=== Records shown ===

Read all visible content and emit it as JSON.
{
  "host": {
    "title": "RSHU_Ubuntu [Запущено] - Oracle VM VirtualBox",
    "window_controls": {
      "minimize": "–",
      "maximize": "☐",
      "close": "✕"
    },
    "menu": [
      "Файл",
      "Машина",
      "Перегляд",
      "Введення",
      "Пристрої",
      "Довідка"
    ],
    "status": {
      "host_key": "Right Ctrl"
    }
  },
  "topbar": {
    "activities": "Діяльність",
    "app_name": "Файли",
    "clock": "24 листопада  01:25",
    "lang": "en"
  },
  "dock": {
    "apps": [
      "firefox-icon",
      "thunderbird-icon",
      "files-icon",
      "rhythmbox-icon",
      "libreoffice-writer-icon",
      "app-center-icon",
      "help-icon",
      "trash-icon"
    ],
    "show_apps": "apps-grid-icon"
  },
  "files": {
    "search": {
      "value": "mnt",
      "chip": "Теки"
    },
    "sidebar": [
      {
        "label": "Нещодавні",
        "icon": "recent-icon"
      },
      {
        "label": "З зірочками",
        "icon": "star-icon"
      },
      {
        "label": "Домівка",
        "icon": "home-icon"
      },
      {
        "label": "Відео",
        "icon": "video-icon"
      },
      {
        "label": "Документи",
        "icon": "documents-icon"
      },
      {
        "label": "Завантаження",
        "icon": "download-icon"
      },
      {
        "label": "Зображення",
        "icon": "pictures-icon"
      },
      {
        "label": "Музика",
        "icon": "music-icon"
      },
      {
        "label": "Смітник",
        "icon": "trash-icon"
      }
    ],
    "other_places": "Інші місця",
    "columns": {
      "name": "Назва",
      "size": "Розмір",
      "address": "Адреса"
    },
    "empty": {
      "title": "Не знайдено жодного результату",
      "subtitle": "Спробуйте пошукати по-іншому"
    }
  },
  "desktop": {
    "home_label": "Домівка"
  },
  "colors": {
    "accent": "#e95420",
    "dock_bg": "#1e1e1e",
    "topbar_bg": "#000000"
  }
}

===

** Problem details **
Extract the data exactly as given.

** Exercise solution **
Read all visible content and emit it as JSON.
{
  "host": {
    "title": "RSHU_Ubuntu [Запущено] - Oracle VM VirtualBox",
    "window_controls": {
      "minimize": "–",
      "maximize": "☐",
      "close": "✕"
    },
    "menu": [
      "Файл",
      "Машина",
      "Перегляд",
      "Введення",
      "Пристрої",
      "Довідка"
    ],
    "status": {
      "host_key": "Right Ctrl"
    }
  },
  "topbar": {
    "activities": "Діяльність",
    "app_name": "Файли",
    "clock": "24 листопада  01:25",
    "lang": "en"
  },
  "dock": {
    "apps": [
      "firefox-icon",
      "thunderbird-icon",
      "files-icon",
      "rhythmbox-icon",
      "libreoffice-writer-icon",
      "app-center-icon",
      "help-icon",
      "trash-icon"
    ],
    "show_apps": "apps-grid-icon"
  },
  "files": {
    "search": {
      "value": "mnt",
      "chip": "Теки"
    },
    "sidebar": [
      {
        "label": "Нещодавні",
        "icon": "recent-icon"
      },
      {
        "label": "З зірочками",
        "icon": "star-icon"
      },
      {
        "label": "Домівка",
        "icon": "home-icon"
      },
      {
        "label": "Відео",
        "icon": "video-icon"
      },
      {
        "label": "Документи",
        "icon": "documents-icon"
      },
      {
        "label": "Завантаження",
        "icon": "download-icon"
      },
      {
        "label": "Зображення",
        "icon": "pictures-icon"
      },
      {
        "label": "Музика",
        "icon": "music-icon"
      },
      {
        "label": "Смітник",
        "icon": "trash-icon"
      }
    ],
    "other_places": "Інші місця",
    "columns": {
      "name": "Назва",
      "size": "Розмір",
      "address": "Адреса"
    },
    "empty": {
      "title": "Не знайдено жодного результату",
      "subtitle": "Спробуйте пошукати по-іншому"
    }
  },
  "desktop": {
    "home_label": "Домівка"
  },
  "colors": {
    "accent": "#e95420",
    "dock_bg": "#1e1e1e",
    "topbar_bg": "#000000"
  }
}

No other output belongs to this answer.